Aim of the task: Read the records and gather each line that includes "structured".
----- Exercise material
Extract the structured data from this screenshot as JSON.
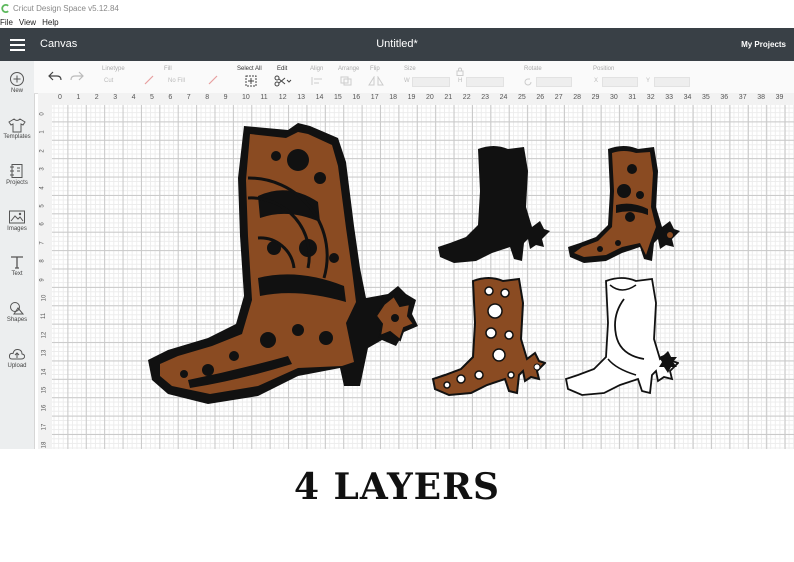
{
  "window": {
    "title": "Cricut Design Space  v5.12.84"
  },
  "menu": [
    "File",
    "View",
    "Help"
  ],
  "header": {
    "section": "Canvas",
    "document_title": "Untitled*",
    "my_projects": "My Projects"
  },
  "sidebar": [
    {
      "label": "New",
      "icon": "plus-circle-icon"
    },
    {
      "label": "Templates",
      "icon": "tshirt-icon"
    },
    {
      "label": "Projects",
      "icon": "projects-icon"
    },
    {
      "label": "Images",
      "icon": "image-icon"
    },
    {
      "label": "Text",
      "icon": "text-icon"
    },
    {
      "label": "Shapes",
      "icon": "shapes-icon"
    },
    {
      "label": "Upload",
      "icon": "cloud-upload-icon"
    }
  ],
  "toolbar": {
    "linetype_label": "Linetype",
    "linetype_value": "Cut",
    "fill_label": "Fill",
    "fill_value": "No Fill",
    "select_all": "Select All",
    "edit": "Edit",
    "align": "Align",
    "arrange": "Arrange",
    "flip": "Flip",
    "size": "Size",
    "size_w": "W",
    "size_h": "H",
    "rotate": "Rotate",
    "position": "Position",
    "pos_x": "X",
    "pos_y": "Y"
  },
  "ruler": {
    "top": [
      "0",
      "1",
      "2",
      "3",
      "4",
      "5",
      "6",
      "7",
      "8",
      "9",
      "10",
      "11",
      "12",
      "13",
      "14",
      "15",
      "16",
      "17",
      "18",
      "19",
      "20",
      "21",
      "22",
      "23",
      "24",
      "25",
      "26",
      "27",
      "28",
      "29",
      "30",
      "31",
      "32",
      "33",
      "34",
      "35",
      "36",
      "37",
      "38",
      "39"
    ],
    "left": [
      "0",
      "1",
      "2",
      "3",
      "4",
      "5",
      "6",
      "7",
      "8",
      "9",
      "10",
      "11",
      "12",
      "13",
      "14",
      "15",
      "16",
      "17",
      "18"
    ]
  },
  "caption": "4 LAYERS",
  "colors": {
    "topbar": "#394046",
    "leather": "#8a4b22",
    "dark": "#111111"
  }
}
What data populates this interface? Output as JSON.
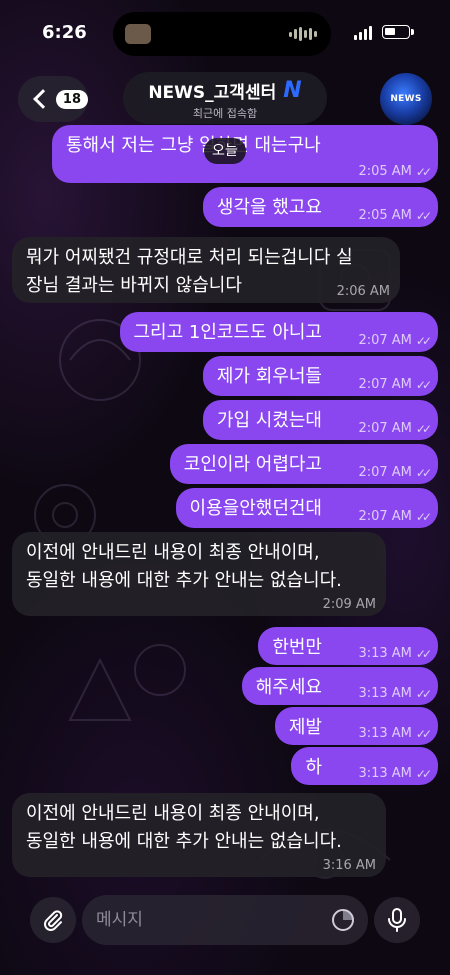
{
  "status_bar": {
    "time": "6:26"
  },
  "header": {
    "back_count": "18",
    "title": "NEWS_고객센터",
    "verified_mark": "N",
    "subtitle": "최근에 접속함",
    "avatar_label": "NEWS"
  },
  "date_chip": "오늘",
  "messages": [
    {
      "dir": "out",
      "text": "통해서 저는 그냥 일하면 대는구나",
      "time": "2:05 AM",
      "status": "read"
    },
    {
      "dir": "out",
      "text": "생각을 했고요",
      "time": "2:05 AM",
      "status": "read"
    },
    {
      "dir": "in",
      "text": "뭐가 어찌됐건 규정대로 처리 되는겁니다 실\n장님 결과는 바뀌지 않습니다",
      "time": "2:06 AM"
    },
    {
      "dir": "out",
      "text": "그리고 1인코드도 아니고",
      "time": "2:07 AM",
      "status": "read"
    },
    {
      "dir": "out",
      "text": "제가 회우너들",
      "time": "2:07 AM",
      "status": "read"
    },
    {
      "dir": "out",
      "text": "가입 시켰는대",
      "time": "2:07 AM",
      "status": "read"
    },
    {
      "dir": "out",
      "text": "코인이라 어렵다고",
      "time": "2:07 AM",
      "status": "read"
    },
    {
      "dir": "out",
      "text": "이용을안했던건대",
      "time": "2:07 AM",
      "status": "read"
    },
    {
      "dir": "in",
      "text": "이전에 안내드린 내용이 최종 안내이며,\n동일한 내용에 대한 추가 안내는 없습니다.",
      "time": "2:09 AM"
    },
    {
      "dir": "out",
      "text": "한번만",
      "time": "3:13 AM",
      "status": "read"
    },
    {
      "dir": "out",
      "text": "해주세요",
      "time": "3:13 AM",
      "status": "read"
    },
    {
      "dir": "out",
      "text": "제발",
      "time": "3:13 AM",
      "status": "read"
    },
    {
      "dir": "out",
      "text": "하",
      "time": "3:13 AM",
      "status": "read"
    },
    {
      "dir": "in",
      "text": "이전에 안내드린 내용이 최종 안내이며,\n동일한 내용에 대한 추가 안내는 없습니다.",
      "time": "3:16 AM"
    }
  ],
  "composer": {
    "placeholder": "메시지"
  },
  "colors": {
    "outgoing": "#8a47f0",
    "incoming": "#242128",
    "verified": "#2d6bff"
  }
}
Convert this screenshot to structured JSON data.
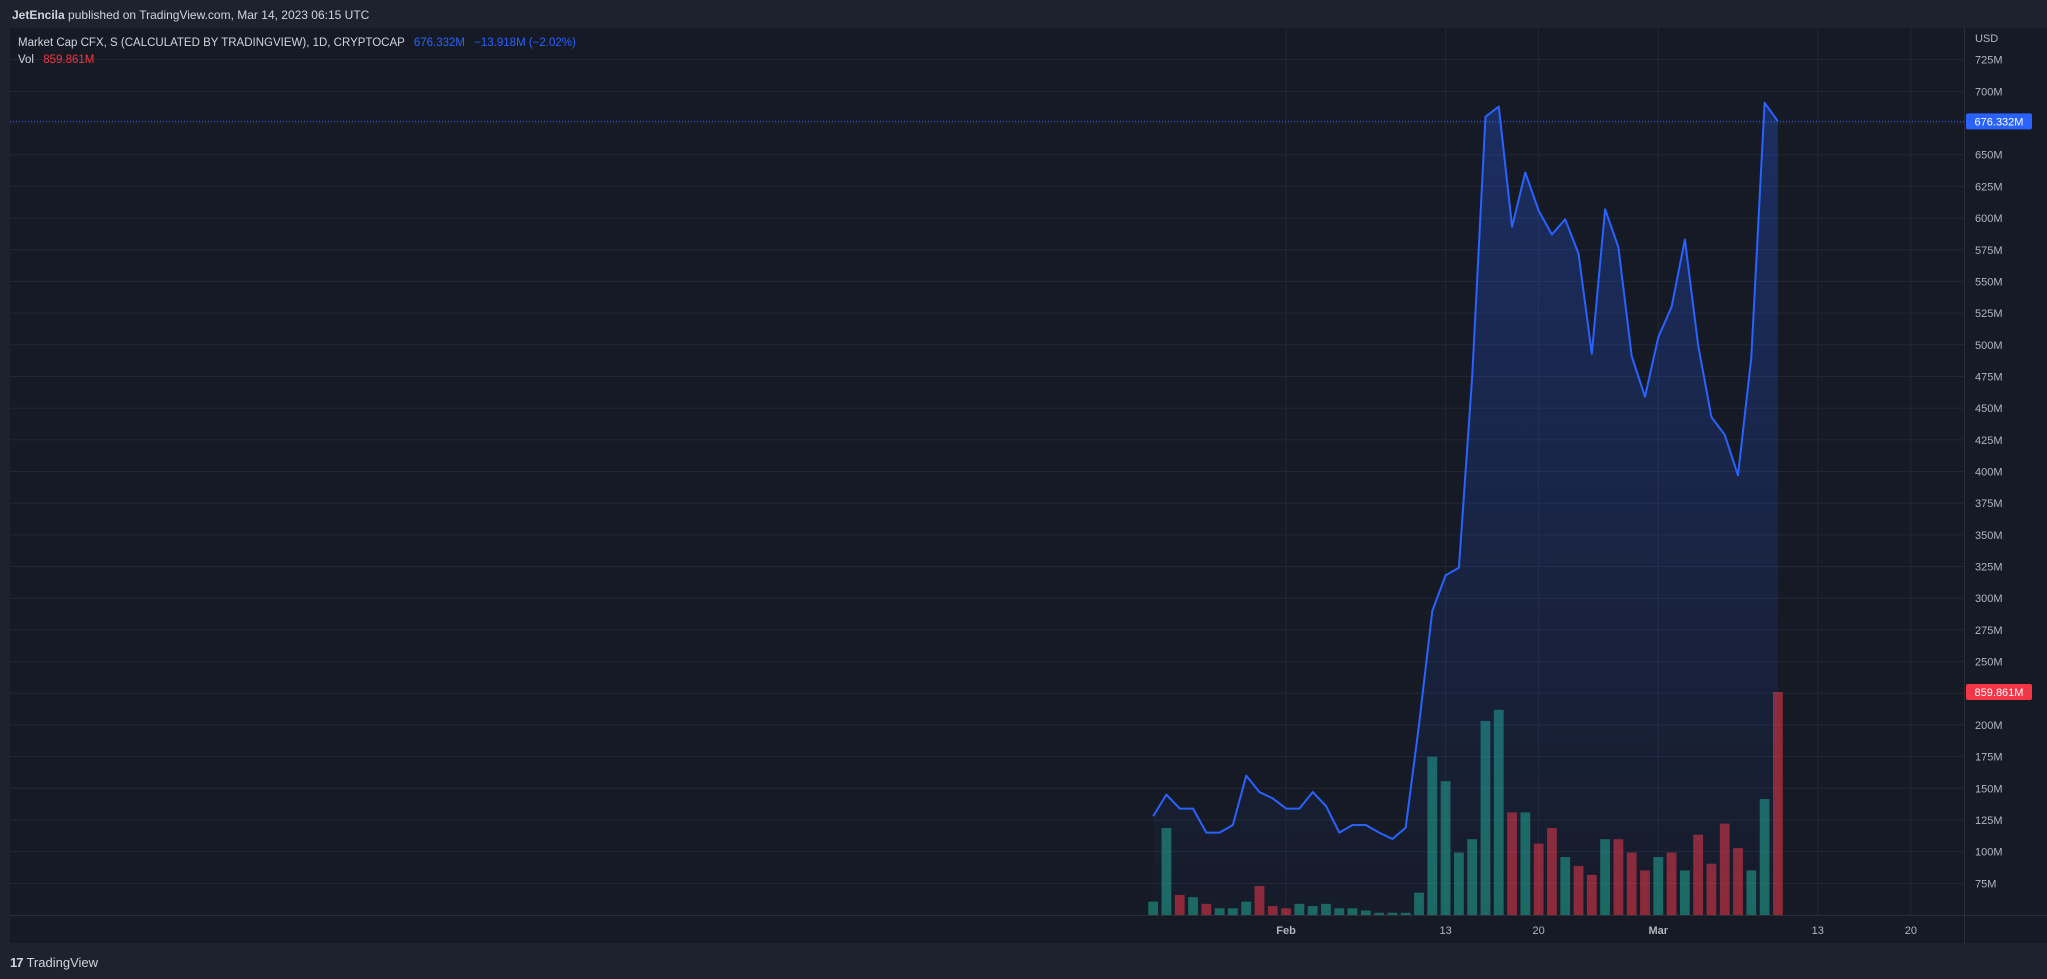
{
  "header": {
    "author": "JetEncila",
    "published_text": "published on TradingView.com, Mar 14, 2023 06:15 UTC"
  },
  "legend": {
    "series_title": "Market Cap CFX, S (CALCULATED BY TRADINGVIEW), 1D, CRYPTOCAP",
    "last_value": "676.332M",
    "change": "−13.918M (−2.02%)",
    "vol_label": "Vol",
    "vol_value": "859.861M"
  },
  "footer": {
    "brand": "TradingView",
    "logo_text": "17"
  },
  "colors": {
    "line": "#2962ff",
    "volume_up": "#22ab94",
    "volume_down": "#f23645",
    "background": "#161a25"
  },
  "chart_data": {
    "type": "area",
    "currency": "USD",
    "ylim": [
      50,
      750
    ],
    "y_ticks": [
      75,
      100,
      125,
      150,
      175,
      200,
      225,
      250,
      275,
      300,
      325,
      350,
      375,
      400,
      425,
      450,
      475,
      500,
      525,
      550,
      575,
      600,
      625,
      650,
      675,
      700,
      725
    ],
    "y_tick_labels": [
      "75M",
      "100M",
      "125M",
      "150M",
      "175M",
      "200M",
      "225M",
      "250M",
      "275M",
      "300M",
      "325M",
      "350M",
      "375M",
      "400M",
      "425M",
      "450M",
      "475M",
      "500M",
      "525M",
      "550M",
      "575M",
      "600M",
      "625M",
      "650M",
      "675M",
      "700M",
      "725M"
    ],
    "hidden_tick_labels": [
      "225M",
      "675M"
    ],
    "x_ticks": [
      {
        "label": "Feb",
        "date": "2023-02-01"
      },
      {
        "label": "13",
        "date": "2023-02-13"
      },
      {
        "label": "20",
        "date": "2023-02-20"
      },
      {
        "label": "Mar",
        "date": "2023-03-01"
      },
      {
        "label": "13",
        "date": "2023-03-13"
      },
      {
        "label": "20",
        "date": "2023-03-20"
      }
    ],
    "x_range": [
      "2022-10-28",
      "2023-03-24"
    ],
    "last_price_label": "676.332M",
    "last_price": 676.332,
    "last_volume_label": "859.861M",
    "grid": true,
    "series": [
      {
        "name": "Market Cap CFX",
        "points": [
          [
            "2023-01-22",
            128
          ],
          [
            "2023-01-23",
            145
          ],
          [
            "2023-01-24",
            134
          ],
          [
            "2023-01-25",
            134
          ],
          [
            "2023-01-26",
            115
          ],
          [
            "2023-01-27",
            115
          ],
          [
            "2023-01-28",
            121
          ],
          [
            "2023-01-29",
            160
          ],
          [
            "2023-01-30",
            147
          ],
          [
            "2023-01-31",
            142
          ],
          [
            "2023-02-01",
            134
          ],
          [
            "2023-02-02",
            134
          ],
          [
            "2023-02-03",
            147
          ],
          [
            "2023-02-04",
            136
          ],
          [
            "2023-02-05",
            115
          ],
          [
            "2023-02-06",
            121
          ],
          [
            "2023-02-07",
            121
          ],
          [
            "2023-02-08",
            115
          ],
          [
            "2023-02-09",
            110
          ],
          [
            "2023-02-10",
            119
          ],
          [
            "2023-02-11",
            200
          ],
          [
            "2023-02-12",
            290
          ],
          [
            "2023-02-13",
            318
          ],
          [
            "2023-02-14",
            324
          ],
          [
            "2023-02-15",
            475
          ],
          [
            "2023-02-16",
            680
          ],
          [
            "2023-02-17",
            688
          ],
          [
            "2023-02-18",
            593
          ],
          [
            "2023-02-19",
            636
          ],
          [
            "2023-02-20",
            606
          ],
          [
            "2023-02-21",
            587
          ],
          [
            "2023-02-22",
            599
          ],
          [
            "2023-02-23",
            572
          ],
          [
            "2023-02-24",
            493
          ],
          [
            "2023-02-25",
            607
          ],
          [
            "2023-02-26",
            577
          ],
          [
            "2023-02-27",
            491
          ],
          [
            "2023-02-28",
            459
          ],
          [
            "2023-03-01",
            506
          ],
          [
            "2023-03-02",
            530
          ],
          [
            "2023-03-03",
            583
          ],
          [
            "2023-03-04",
            500
          ],
          [
            "2023-03-05",
            443
          ],
          [
            "2023-03-06",
            429
          ],
          [
            "2023-03-07",
            397
          ],
          [
            "2023-03-08",
            490
          ],
          [
            "2023-03-09",
            691
          ],
          [
            "2023-03-10",
            676.332
          ]
        ]
      },
      {
        "name": "Vol",
        "type": "bar",
        "relative_heights": [
          [
            0.06,
            "up"
          ],
          [
            0.39,
            "up"
          ],
          [
            0.09,
            "down"
          ],
          [
            0.08,
            "up"
          ],
          [
            0.05,
            "down"
          ],
          [
            0.03,
            "up"
          ],
          [
            0.03,
            "up"
          ],
          [
            0.06,
            "up"
          ],
          [
            0.13,
            "down"
          ],
          [
            0.04,
            "down"
          ],
          [
            0.03,
            "down"
          ],
          [
            0.05,
            "up"
          ],
          [
            0.04,
            "up"
          ],
          [
            0.05,
            "up"
          ],
          [
            0.03,
            "up"
          ],
          [
            0.03,
            "up"
          ],
          [
            0.02,
            "up"
          ],
          [
            0.01,
            "up"
          ],
          [
            0.01,
            "up"
          ],
          [
            0.01,
            "up"
          ],
          [
            0.1,
            "up"
          ],
          [
            0.71,
            "up"
          ],
          [
            0.6,
            "up"
          ],
          [
            0.28,
            "up"
          ],
          [
            0.34,
            "up"
          ],
          [
            0.87,
            "up"
          ],
          [
            0.92,
            "up"
          ],
          [
            0.46,
            "down"
          ],
          [
            0.46,
            "up"
          ],
          [
            0.32,
            "down"
          ],
          [
            0.39,
            "down"
          ],
          [
            0.26,
            "up"
          ],
          [
            0.22,
            "down"
          ],
          [
            0.18,
            "down"
          ],
          [
            0.34,
            "up"
          ],
          [
            0.34,
            "down"
          ],
          [
            0.28,
            "down"
          ],
          [
            0.2,
            "down"
          ],
          [
            0.26,
            "up"
          ],
          [
            0.28,
            "down"
          ],
          [
            0.2,
            "up"
          ],
          [
            0.36,
            "down"
          ],
          [
            0.23,
            "down"
          ],
          [
            0.41,
            "down"
          ],
          [
            0.3,
            "down"
          ],
          [
            0.2,
            "up"
          ],
          [
            0.52,
            "up"
          ],
          [
            1.0,
            "down"
          ]
        ]
      }
    ]
  }
}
----------
Correct answer:
Extract the structured data from this screenshot as JSON.
Convert this screenshot to structured JSON data.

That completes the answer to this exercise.